GIVEN EXERCISE – Show, in full, each line of the data that contains "this".

DATA FOR THE TASK –
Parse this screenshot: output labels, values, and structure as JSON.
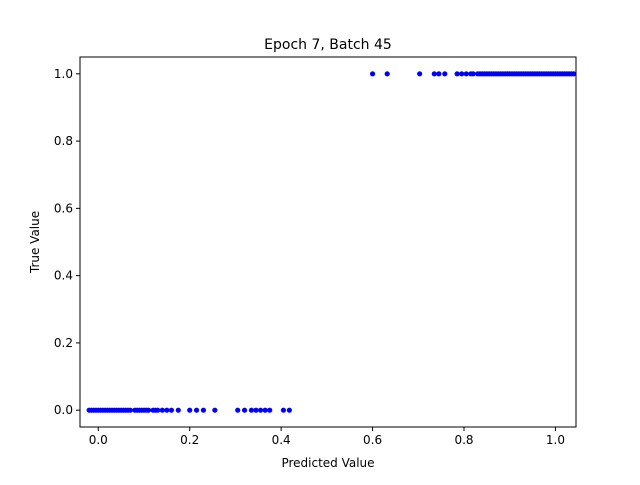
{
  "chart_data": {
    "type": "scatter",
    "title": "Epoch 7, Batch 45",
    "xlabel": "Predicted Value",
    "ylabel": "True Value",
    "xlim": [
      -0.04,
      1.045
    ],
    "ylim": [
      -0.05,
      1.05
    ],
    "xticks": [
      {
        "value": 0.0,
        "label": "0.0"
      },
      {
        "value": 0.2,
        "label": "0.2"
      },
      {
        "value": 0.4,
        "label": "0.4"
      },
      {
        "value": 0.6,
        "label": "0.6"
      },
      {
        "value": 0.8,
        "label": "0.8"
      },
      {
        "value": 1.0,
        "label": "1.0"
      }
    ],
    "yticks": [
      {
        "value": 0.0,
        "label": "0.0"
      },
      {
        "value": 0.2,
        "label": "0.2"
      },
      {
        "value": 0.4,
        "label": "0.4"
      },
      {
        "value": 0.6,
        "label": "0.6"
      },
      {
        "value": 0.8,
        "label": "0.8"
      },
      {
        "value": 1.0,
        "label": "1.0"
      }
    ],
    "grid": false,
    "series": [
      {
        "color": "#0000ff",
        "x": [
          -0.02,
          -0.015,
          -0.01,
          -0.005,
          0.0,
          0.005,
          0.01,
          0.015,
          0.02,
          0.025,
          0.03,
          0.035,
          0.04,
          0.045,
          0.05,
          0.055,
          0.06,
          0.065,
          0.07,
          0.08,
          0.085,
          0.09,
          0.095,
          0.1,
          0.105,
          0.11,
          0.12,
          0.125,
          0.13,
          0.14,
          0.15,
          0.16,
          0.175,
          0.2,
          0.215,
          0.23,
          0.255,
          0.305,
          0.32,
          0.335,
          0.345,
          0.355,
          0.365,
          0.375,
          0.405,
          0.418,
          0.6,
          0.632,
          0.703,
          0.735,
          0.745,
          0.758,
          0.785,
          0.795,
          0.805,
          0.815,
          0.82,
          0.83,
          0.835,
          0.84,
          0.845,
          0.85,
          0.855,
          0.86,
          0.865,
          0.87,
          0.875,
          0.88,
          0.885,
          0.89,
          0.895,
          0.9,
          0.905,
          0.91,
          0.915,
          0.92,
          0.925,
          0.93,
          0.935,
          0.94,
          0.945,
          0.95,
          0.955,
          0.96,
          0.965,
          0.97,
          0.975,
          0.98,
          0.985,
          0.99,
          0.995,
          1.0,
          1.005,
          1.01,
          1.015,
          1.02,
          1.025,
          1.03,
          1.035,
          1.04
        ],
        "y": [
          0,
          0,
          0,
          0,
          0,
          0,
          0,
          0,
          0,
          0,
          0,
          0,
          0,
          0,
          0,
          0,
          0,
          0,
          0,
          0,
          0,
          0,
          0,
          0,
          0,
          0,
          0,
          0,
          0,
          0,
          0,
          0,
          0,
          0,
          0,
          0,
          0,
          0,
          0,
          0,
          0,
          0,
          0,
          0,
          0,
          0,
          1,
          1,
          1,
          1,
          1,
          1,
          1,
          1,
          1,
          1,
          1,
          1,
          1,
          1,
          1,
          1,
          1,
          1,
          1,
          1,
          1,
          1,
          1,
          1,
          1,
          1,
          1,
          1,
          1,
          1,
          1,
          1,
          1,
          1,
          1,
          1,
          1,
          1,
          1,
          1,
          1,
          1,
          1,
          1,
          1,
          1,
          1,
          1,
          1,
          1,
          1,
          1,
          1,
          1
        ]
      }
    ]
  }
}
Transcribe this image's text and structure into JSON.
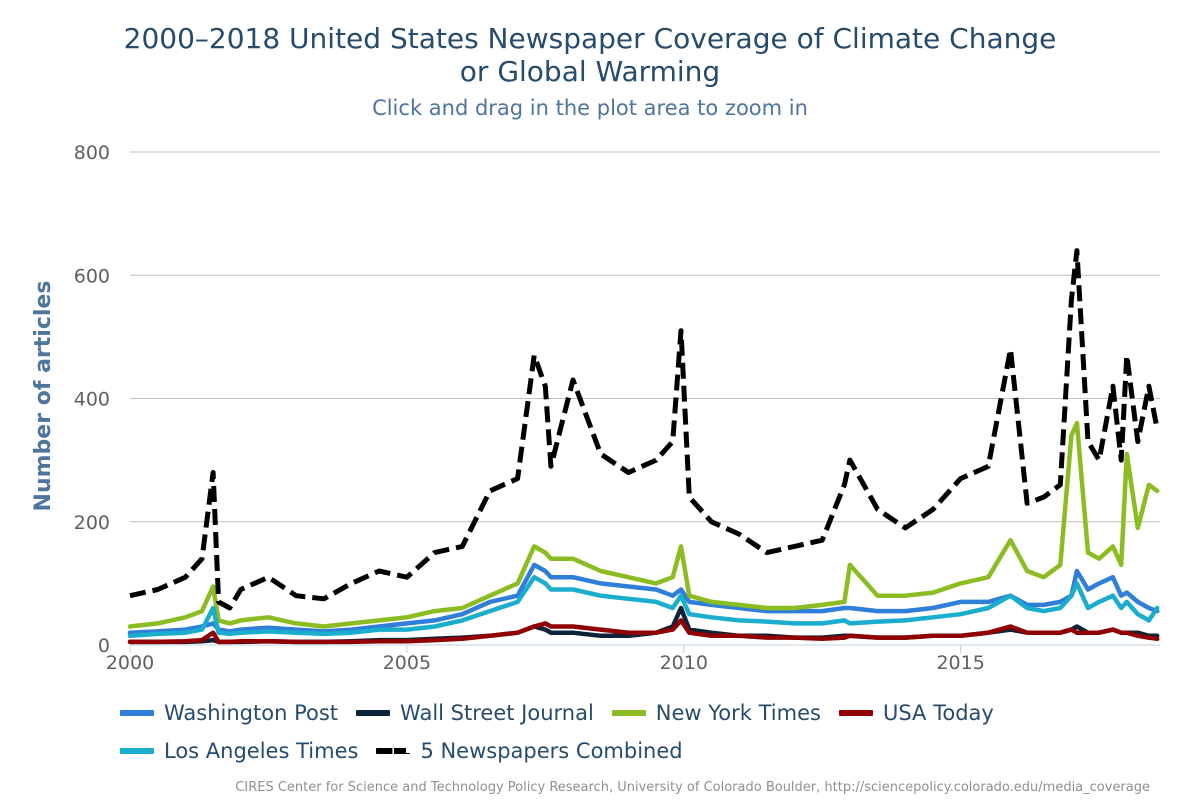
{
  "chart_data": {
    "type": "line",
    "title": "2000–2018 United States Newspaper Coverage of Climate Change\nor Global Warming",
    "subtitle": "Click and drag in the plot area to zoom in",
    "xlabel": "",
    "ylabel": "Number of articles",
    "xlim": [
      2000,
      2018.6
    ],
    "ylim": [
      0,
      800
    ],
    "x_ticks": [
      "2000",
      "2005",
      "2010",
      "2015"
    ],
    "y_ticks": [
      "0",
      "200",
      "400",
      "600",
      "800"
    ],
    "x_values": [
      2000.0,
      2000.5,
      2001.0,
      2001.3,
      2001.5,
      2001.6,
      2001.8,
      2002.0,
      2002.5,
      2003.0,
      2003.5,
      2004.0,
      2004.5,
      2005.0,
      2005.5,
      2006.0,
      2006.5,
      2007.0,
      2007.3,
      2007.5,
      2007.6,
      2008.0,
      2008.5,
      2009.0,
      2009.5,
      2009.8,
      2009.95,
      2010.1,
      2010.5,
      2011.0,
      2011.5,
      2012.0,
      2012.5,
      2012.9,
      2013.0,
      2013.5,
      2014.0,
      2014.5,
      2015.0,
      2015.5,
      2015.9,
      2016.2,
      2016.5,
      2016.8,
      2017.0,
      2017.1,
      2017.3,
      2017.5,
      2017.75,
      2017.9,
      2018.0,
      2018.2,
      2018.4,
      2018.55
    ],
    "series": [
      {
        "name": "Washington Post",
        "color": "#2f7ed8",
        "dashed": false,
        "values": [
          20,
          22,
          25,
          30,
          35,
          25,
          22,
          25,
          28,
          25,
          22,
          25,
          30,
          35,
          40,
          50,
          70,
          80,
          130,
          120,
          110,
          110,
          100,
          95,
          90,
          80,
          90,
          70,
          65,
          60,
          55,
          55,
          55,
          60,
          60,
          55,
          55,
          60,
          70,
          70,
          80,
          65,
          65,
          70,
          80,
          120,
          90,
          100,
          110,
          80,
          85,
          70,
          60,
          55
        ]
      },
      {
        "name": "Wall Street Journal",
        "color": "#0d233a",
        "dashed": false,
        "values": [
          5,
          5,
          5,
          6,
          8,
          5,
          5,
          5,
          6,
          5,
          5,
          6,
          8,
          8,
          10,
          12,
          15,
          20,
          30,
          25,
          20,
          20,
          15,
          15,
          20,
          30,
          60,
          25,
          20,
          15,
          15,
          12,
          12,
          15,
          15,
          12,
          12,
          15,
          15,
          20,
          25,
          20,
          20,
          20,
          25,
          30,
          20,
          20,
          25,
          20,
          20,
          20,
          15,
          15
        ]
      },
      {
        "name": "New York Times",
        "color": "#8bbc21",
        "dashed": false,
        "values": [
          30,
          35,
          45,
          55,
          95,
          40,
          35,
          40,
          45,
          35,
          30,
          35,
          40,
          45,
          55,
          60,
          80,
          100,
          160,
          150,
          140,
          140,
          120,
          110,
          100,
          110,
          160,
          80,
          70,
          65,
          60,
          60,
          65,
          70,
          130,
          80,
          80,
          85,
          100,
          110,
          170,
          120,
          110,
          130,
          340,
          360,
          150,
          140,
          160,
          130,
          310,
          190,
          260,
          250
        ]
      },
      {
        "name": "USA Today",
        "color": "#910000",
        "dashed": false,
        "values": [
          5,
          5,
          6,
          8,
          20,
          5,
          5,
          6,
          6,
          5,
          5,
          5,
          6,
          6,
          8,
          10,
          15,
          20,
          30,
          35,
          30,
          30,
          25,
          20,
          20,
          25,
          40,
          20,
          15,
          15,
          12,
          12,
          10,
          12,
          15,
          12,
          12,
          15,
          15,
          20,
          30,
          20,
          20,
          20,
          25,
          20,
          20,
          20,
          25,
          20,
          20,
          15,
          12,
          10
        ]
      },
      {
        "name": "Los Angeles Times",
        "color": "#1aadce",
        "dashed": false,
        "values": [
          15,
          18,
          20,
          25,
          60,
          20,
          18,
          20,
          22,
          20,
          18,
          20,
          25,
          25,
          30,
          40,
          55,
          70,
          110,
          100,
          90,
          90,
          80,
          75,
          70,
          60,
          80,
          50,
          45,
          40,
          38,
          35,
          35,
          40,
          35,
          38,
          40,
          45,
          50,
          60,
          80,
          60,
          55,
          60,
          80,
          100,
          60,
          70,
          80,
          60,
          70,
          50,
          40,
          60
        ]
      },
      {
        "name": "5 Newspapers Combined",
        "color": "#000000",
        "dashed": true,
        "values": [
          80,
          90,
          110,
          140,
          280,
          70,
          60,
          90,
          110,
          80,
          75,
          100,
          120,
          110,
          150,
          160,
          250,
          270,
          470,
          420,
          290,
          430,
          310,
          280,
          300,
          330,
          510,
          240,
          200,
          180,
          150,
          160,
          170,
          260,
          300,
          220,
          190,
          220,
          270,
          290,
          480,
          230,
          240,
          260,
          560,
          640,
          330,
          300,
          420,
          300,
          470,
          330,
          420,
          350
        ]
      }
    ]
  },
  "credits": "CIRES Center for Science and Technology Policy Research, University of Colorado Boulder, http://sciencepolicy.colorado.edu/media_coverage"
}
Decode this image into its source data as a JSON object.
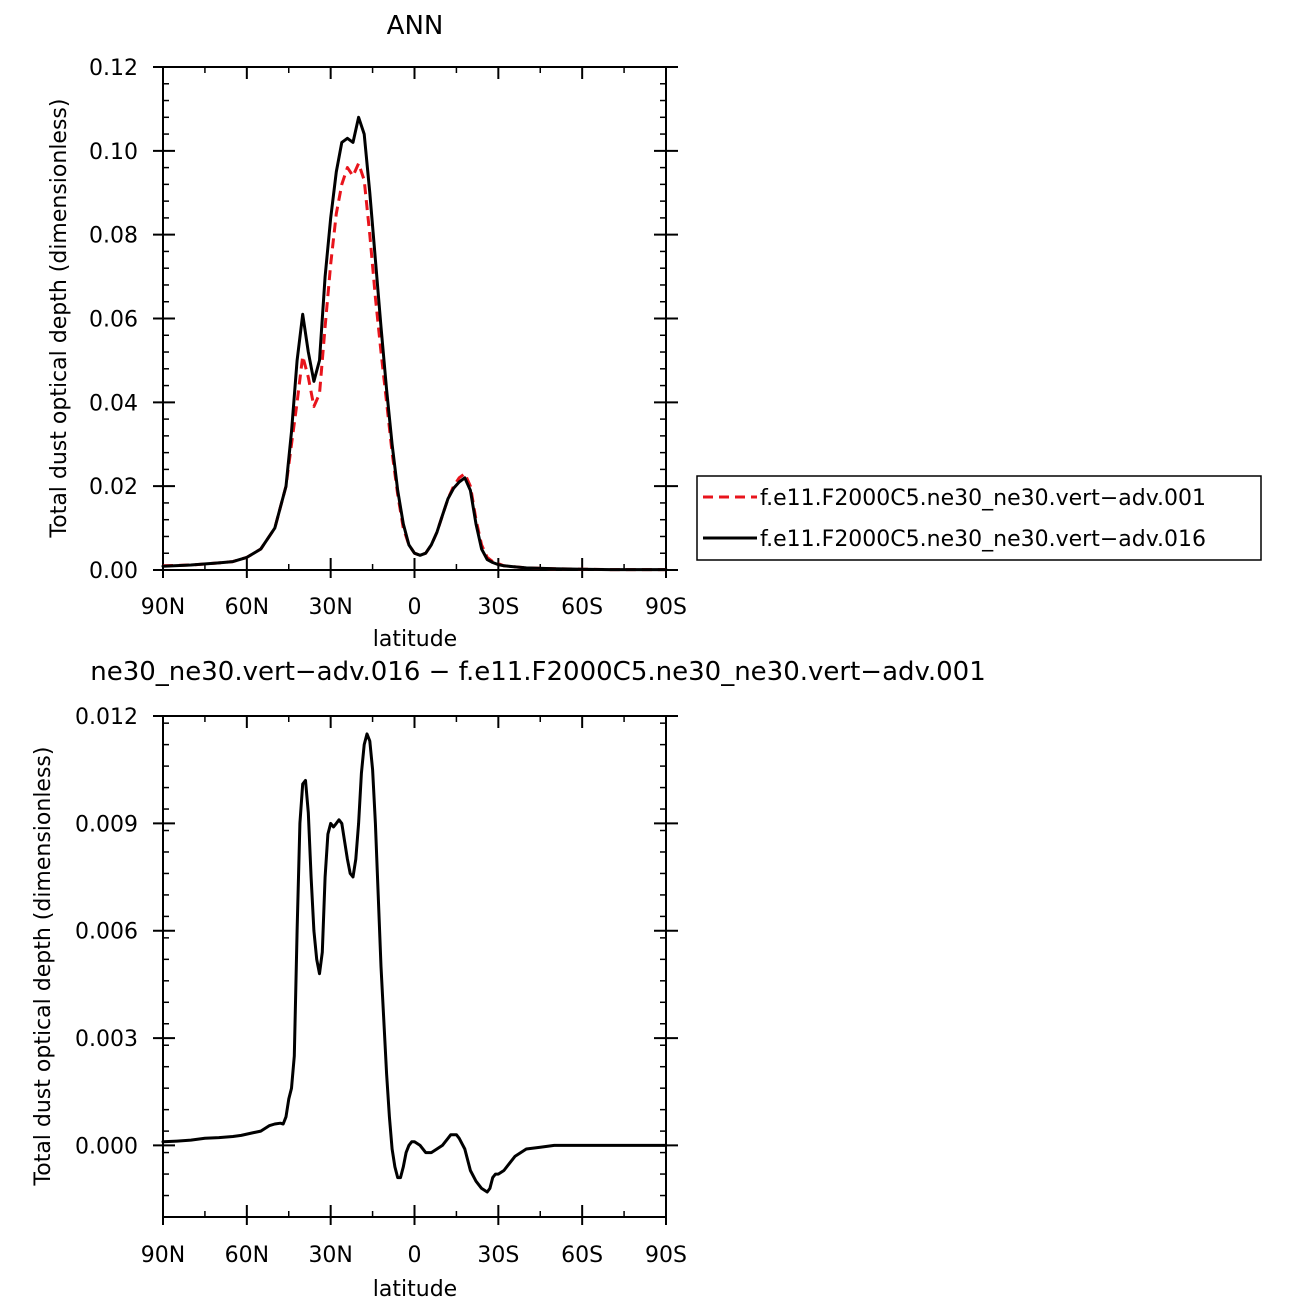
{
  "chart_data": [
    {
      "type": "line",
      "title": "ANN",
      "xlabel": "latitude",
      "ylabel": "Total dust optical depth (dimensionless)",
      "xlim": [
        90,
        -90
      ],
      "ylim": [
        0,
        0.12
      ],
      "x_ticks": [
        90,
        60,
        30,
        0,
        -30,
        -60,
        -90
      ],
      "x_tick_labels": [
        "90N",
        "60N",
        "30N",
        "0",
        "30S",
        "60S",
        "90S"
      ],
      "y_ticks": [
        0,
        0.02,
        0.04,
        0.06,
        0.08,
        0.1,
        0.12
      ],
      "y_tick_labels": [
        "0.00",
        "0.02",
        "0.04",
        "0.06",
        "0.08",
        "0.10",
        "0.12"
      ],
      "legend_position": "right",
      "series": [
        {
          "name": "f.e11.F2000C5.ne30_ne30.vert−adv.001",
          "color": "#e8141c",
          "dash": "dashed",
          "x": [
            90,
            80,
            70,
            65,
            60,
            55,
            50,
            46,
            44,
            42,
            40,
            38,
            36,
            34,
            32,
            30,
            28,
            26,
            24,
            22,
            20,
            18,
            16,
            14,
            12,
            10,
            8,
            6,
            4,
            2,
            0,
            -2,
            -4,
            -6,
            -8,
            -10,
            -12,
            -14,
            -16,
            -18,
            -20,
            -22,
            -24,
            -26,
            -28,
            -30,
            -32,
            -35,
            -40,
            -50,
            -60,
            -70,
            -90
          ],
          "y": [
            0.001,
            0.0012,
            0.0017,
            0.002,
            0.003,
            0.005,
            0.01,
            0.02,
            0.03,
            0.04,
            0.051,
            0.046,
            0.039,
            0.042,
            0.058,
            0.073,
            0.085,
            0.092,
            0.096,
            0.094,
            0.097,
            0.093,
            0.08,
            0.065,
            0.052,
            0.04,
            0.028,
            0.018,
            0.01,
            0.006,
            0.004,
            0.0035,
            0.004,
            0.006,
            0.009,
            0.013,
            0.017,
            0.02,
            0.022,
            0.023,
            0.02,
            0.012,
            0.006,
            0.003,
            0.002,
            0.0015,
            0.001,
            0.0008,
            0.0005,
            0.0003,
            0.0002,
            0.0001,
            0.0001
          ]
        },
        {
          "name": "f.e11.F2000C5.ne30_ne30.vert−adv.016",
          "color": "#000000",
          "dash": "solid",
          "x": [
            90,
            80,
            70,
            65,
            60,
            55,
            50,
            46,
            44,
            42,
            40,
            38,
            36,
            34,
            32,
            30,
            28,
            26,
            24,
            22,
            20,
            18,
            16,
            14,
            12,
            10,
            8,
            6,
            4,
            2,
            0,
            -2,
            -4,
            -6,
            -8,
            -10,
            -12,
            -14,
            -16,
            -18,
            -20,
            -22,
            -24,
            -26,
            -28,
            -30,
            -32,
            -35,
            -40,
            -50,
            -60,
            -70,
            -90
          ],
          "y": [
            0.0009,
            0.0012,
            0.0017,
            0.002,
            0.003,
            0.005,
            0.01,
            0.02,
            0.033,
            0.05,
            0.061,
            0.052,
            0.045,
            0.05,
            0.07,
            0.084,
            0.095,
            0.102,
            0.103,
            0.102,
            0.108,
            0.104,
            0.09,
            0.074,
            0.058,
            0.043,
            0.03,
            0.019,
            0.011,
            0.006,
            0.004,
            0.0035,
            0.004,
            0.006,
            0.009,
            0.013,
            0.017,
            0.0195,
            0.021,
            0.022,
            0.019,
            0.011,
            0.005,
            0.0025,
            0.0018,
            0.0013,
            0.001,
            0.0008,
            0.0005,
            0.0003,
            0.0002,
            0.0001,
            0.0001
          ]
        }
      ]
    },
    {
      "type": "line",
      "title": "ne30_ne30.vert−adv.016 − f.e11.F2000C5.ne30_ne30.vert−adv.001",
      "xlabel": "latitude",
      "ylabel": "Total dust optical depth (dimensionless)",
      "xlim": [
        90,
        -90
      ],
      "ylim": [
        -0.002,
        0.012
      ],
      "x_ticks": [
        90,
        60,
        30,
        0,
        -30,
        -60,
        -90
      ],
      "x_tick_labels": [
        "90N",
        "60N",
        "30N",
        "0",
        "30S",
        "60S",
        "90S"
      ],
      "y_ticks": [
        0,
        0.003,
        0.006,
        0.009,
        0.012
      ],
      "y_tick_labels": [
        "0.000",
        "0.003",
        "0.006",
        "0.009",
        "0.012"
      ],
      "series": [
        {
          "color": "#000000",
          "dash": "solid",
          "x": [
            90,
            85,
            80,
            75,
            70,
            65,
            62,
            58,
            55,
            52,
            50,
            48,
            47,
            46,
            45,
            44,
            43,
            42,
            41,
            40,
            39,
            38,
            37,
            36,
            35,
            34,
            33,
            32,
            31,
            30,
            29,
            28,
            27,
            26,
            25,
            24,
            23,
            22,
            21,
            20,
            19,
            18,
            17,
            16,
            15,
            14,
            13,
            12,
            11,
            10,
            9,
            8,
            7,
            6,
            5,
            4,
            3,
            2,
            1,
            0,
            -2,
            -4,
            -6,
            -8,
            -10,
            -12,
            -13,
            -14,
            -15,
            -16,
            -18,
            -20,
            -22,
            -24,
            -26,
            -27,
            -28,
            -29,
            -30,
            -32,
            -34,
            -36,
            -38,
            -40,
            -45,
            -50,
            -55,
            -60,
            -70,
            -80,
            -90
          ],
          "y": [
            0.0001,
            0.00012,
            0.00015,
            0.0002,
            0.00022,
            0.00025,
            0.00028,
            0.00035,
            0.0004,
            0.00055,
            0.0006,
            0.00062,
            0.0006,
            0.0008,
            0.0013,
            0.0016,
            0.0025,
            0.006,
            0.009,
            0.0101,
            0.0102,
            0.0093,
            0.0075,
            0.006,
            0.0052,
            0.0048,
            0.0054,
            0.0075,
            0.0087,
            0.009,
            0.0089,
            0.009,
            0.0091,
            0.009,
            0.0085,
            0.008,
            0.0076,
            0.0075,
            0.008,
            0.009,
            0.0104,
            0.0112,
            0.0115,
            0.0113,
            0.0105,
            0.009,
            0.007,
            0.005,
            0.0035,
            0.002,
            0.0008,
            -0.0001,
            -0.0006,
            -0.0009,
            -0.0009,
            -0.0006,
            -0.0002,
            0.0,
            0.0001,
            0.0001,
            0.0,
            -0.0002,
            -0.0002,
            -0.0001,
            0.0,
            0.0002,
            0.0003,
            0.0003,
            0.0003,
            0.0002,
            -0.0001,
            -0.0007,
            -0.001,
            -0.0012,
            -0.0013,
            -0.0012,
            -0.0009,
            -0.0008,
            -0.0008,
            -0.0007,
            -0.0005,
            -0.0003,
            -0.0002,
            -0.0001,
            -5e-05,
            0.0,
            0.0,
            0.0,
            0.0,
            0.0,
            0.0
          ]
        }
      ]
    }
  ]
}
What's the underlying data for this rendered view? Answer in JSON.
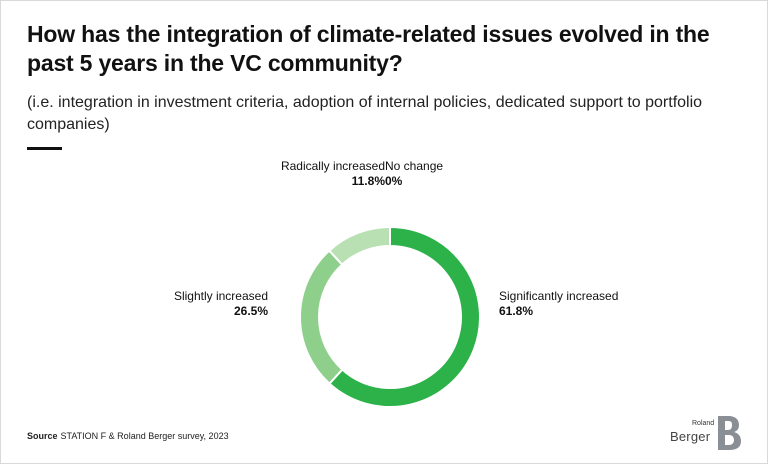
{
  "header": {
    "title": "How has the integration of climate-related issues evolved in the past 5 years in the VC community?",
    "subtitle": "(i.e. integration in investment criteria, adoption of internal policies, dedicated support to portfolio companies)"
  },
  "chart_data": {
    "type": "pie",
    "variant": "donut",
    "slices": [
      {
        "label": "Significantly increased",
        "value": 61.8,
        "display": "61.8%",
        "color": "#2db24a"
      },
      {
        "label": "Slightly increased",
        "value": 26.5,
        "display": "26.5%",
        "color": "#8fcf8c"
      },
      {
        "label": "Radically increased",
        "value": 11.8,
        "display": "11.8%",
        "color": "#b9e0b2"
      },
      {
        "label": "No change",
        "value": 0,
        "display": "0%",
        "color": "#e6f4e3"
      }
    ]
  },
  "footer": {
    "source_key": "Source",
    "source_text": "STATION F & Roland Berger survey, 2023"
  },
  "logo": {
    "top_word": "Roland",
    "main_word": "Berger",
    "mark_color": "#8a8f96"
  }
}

TASK RESULT –
Parse this screenshot: output labels, values, and structure as JSON.
Transcribe this image's text and structure into JSON.
Decode this image into its source data as a JSON object.
What's the underlying data for this rendered view? Answer in JSON.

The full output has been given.